Task instructions —
Lift every line from the entries that includes the word "type".

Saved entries
◆ ◆ ◆ ◆ ◆ ◆ ◆

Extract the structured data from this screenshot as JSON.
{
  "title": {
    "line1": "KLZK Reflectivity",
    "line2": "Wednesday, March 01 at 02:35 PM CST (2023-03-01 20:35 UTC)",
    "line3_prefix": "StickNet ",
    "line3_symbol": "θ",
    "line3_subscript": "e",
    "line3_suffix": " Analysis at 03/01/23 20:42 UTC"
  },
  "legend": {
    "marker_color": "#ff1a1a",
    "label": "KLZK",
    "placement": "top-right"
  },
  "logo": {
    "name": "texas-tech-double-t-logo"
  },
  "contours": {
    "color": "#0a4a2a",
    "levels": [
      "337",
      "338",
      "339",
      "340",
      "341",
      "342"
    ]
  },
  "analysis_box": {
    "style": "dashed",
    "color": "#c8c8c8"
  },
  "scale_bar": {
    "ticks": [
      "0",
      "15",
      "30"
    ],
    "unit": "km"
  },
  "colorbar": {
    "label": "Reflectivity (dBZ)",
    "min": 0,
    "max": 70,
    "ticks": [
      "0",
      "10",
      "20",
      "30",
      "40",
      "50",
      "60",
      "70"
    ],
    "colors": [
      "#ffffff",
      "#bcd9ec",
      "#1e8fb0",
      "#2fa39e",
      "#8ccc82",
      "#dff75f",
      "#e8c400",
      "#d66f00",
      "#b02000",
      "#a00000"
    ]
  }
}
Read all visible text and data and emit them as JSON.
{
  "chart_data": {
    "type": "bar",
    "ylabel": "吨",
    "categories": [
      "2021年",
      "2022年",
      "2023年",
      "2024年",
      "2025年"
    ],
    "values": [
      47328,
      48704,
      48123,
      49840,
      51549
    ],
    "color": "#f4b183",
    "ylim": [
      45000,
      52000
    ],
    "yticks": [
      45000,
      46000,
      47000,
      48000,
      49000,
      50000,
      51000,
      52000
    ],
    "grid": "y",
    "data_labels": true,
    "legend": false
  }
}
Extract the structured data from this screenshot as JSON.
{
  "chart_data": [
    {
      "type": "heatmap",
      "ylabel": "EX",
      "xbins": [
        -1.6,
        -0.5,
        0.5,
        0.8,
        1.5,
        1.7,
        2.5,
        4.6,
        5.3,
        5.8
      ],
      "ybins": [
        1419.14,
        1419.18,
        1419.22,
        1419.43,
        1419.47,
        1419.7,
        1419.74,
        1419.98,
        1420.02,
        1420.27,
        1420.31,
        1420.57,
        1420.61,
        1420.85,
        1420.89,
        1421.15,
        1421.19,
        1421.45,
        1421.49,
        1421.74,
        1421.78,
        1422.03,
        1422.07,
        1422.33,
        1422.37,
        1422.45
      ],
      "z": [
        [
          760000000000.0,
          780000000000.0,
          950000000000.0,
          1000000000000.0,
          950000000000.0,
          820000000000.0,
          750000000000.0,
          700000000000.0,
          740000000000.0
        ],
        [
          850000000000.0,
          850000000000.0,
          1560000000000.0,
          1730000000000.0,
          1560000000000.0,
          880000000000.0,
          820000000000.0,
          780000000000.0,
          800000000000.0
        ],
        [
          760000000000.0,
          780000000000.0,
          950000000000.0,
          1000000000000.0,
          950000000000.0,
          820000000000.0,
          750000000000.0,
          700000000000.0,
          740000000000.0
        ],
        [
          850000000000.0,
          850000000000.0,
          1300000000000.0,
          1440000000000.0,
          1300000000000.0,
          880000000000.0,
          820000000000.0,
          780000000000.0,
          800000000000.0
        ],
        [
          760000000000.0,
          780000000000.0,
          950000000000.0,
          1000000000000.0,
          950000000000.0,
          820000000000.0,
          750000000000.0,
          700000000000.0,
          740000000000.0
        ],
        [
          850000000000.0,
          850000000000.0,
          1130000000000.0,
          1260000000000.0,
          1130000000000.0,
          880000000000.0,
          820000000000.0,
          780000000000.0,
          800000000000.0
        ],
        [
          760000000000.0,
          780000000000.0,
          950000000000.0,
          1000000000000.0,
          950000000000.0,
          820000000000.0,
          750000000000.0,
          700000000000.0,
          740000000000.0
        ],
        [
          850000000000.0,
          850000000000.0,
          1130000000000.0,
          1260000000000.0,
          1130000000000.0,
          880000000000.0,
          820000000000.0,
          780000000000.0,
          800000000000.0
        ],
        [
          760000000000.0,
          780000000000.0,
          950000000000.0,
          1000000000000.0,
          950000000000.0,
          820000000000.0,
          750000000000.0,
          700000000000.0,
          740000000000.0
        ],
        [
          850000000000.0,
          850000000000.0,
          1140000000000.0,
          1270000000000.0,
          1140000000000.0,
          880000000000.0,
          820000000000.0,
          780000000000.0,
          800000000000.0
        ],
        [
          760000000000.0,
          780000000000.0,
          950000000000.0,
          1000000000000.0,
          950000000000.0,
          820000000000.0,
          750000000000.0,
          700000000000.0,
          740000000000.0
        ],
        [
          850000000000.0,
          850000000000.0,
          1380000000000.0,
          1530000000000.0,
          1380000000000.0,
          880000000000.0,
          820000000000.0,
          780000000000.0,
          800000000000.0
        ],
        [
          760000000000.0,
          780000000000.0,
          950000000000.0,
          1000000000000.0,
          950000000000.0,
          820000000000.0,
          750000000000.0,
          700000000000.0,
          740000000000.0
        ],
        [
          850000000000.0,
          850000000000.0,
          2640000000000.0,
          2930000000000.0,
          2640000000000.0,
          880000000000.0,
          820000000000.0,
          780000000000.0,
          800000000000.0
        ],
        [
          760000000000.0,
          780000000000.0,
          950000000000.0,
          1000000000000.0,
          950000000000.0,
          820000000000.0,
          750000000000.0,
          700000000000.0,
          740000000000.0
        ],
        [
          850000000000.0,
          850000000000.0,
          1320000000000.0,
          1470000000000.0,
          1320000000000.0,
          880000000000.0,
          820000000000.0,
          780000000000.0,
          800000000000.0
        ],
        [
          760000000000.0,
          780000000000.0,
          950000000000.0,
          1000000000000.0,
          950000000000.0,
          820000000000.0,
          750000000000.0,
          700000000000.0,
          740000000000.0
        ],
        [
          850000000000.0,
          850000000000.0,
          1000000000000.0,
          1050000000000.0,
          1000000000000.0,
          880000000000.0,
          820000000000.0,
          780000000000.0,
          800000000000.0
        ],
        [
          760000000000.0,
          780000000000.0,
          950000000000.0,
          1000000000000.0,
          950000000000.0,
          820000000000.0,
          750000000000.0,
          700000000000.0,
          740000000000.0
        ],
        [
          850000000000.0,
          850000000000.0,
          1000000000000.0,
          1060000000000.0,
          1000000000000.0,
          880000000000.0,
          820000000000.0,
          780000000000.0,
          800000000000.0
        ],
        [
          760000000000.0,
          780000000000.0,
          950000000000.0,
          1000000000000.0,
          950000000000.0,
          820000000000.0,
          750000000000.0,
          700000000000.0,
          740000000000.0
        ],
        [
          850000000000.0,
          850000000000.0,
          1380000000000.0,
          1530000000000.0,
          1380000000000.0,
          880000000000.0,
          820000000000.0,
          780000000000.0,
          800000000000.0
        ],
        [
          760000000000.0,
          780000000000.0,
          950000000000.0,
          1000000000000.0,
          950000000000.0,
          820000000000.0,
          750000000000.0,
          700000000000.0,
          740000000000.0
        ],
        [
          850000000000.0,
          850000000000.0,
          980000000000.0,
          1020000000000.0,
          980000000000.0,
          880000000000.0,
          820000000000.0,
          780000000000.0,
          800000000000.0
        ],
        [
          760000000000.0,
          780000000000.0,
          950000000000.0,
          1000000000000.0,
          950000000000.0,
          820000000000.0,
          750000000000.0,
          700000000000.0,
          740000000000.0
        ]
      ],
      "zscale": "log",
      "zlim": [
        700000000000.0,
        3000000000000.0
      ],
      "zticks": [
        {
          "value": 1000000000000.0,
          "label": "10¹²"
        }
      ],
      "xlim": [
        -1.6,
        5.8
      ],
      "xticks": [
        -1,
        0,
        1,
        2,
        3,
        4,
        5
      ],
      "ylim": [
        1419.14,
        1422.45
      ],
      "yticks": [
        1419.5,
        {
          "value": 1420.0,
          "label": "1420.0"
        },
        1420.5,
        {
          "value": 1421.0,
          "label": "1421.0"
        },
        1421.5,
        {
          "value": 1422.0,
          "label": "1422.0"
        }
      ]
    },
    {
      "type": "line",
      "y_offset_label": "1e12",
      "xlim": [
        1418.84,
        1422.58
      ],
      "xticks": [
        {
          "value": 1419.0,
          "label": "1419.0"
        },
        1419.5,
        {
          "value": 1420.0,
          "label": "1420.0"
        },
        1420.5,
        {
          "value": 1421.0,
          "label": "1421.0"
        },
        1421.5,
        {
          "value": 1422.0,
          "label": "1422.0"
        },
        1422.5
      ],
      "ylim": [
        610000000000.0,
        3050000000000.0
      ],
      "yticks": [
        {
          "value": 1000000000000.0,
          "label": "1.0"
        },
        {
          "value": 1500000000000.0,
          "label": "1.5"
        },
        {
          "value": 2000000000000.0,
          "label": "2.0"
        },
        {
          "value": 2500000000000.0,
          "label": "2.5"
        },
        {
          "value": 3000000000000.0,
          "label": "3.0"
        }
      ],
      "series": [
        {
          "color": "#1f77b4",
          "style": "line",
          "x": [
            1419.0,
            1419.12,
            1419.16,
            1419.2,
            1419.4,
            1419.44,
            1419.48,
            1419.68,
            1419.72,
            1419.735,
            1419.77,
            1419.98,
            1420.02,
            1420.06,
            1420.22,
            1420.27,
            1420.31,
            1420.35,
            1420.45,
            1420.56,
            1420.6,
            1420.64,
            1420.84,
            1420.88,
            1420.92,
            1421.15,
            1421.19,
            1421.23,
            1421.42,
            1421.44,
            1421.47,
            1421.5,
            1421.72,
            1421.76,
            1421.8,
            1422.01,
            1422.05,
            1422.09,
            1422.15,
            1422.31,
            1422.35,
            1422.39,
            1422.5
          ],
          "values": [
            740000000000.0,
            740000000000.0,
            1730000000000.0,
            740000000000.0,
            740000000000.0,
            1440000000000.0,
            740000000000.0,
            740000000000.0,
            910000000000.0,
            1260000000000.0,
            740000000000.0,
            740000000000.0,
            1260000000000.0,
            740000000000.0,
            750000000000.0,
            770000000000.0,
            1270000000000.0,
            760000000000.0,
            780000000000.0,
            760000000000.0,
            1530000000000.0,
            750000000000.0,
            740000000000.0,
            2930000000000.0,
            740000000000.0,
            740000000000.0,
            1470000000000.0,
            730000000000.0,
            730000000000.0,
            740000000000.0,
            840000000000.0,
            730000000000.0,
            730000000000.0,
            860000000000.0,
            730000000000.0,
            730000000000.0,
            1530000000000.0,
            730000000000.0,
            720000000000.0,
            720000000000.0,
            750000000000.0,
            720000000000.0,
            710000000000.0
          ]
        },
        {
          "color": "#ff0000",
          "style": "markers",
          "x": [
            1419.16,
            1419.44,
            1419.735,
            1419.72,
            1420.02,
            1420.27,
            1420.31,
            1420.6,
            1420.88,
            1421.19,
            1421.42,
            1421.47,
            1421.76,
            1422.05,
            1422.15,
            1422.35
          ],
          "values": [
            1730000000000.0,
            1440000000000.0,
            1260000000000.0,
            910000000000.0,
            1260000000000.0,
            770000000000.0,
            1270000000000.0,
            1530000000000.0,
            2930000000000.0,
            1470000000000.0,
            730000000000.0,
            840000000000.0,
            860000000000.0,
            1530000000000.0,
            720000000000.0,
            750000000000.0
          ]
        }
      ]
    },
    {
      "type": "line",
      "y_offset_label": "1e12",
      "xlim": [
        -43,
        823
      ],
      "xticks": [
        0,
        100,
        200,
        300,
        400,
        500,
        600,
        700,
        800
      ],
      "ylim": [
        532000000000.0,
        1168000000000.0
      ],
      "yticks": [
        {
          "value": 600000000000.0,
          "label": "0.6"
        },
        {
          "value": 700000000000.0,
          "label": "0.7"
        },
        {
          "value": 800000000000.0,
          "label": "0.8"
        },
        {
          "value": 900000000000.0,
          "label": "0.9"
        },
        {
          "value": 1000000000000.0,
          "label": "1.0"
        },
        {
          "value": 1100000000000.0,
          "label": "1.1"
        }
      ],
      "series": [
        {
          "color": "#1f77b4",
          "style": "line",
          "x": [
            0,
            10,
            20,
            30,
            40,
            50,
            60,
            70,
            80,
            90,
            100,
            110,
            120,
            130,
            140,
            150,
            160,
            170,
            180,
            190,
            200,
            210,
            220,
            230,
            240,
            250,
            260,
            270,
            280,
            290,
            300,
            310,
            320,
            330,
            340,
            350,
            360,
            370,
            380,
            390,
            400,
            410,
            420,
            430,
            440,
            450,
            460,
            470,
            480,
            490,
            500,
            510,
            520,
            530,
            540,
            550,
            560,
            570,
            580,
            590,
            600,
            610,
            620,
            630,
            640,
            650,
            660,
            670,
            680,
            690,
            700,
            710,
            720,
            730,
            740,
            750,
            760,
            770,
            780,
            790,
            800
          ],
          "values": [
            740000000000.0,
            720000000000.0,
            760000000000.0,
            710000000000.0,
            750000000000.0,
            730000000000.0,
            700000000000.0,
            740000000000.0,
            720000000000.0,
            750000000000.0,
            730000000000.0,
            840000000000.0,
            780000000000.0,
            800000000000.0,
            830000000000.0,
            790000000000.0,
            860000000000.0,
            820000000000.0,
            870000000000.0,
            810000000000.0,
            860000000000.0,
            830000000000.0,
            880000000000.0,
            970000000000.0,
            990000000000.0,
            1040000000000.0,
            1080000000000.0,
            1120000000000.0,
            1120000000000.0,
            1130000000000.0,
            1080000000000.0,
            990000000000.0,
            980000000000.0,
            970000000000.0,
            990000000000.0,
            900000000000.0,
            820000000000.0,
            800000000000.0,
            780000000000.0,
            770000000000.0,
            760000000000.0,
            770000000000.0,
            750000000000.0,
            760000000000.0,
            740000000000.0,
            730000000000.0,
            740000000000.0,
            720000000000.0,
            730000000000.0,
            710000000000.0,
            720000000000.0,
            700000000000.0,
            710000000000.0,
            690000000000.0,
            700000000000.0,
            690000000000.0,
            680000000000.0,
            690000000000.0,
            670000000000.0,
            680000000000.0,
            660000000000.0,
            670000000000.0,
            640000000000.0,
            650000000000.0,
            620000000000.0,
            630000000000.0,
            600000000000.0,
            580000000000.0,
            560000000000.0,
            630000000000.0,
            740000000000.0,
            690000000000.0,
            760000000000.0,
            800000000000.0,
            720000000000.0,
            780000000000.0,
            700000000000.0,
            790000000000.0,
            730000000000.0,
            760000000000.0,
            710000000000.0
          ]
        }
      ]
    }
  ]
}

◆ ◆ ◆ ◆ ◆ ◆ ◆

Exercise answer —
    "type": "bar",
      "type": "heatmap",
      "type": "line",
      "type": "line",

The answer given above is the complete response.